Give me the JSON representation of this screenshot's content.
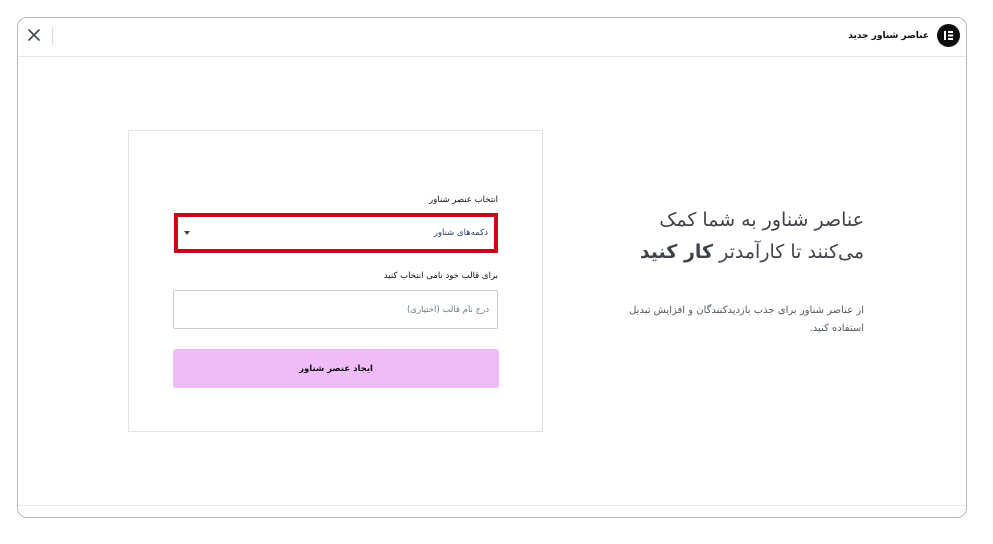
{
  "header": {
    "title": "عناصر شناور جدید",
    "close_icon": "close-icon",
    "logo_icon": "elementor-logo-icon"
  },
  "info": {
    "headline_line1": "عناصر شناور به شما کمک",
    "headline_line2_prefix": "می‌کنند تا کارآمدتر ",
    "headline_line2_strong": "کار کنید",
    "description": "از عناصر شناور برای جذب بازدیدکنندگان و افزایش تبدیل استفاده کنید."
  },
  "form": {
    "type_label": "انتخاب عنصر شناور",
    "type_value": "دکمه‌های شناور",
    "name_label": "برای قالب خود نامی انتخاب کنید",
    "name_value": "",
    "name_placeholder": "درج نام قالب (اختیاری)",
    "submit_label": "ایجاد عنصر شناور"
  },
  "colors": {
    "accent_button": "#f0bbf9",
    "highlight_border": "#d0021b",
    "logo_bg": "#0c0d0e"
  }
}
-=-=-=-=-
- _THE REQUEST_
What is needed is an exact reproduction of the data, pictures excluded.

- _WORKED ANSWER_
Give me the JSON representation of this screenshot's content.
{
  "header": {
    "title": "عناصر شناور جدید",
    "close_icon": "close-icon",
    "logo_icon": "elementor-logo-icon"
  },
  "info": {
    "headline_line1": "عناصر شناور به شما کمک",
    "headline_line2_prefix": "می‌کنند تا کارآمدتر ",
    "headline_line2_strong": "کار کنید",
    "description": "از عناصر شناور برای جذب بازدیدکنندگان و افزایش تبدیل استفاده کنید."
  },
  "form": {
    "type_label": "انتخاب عنصر شناور",
    "type_value": "دکمه‌های شناور",
    "name_label": "برای قالب خود نامی انتخاب کنید",
    "name_value": "",
    "name_placeholder": "درج نام قالب (اختیاری)",
    "submit_label": "ایجاد عنصر شناور"
  },
  "colors": {
    "accent_button": "#f0bbf9",
    "highlight_border": "#d0021b",
    "logo_bg": "#0c0d0e"
  }
}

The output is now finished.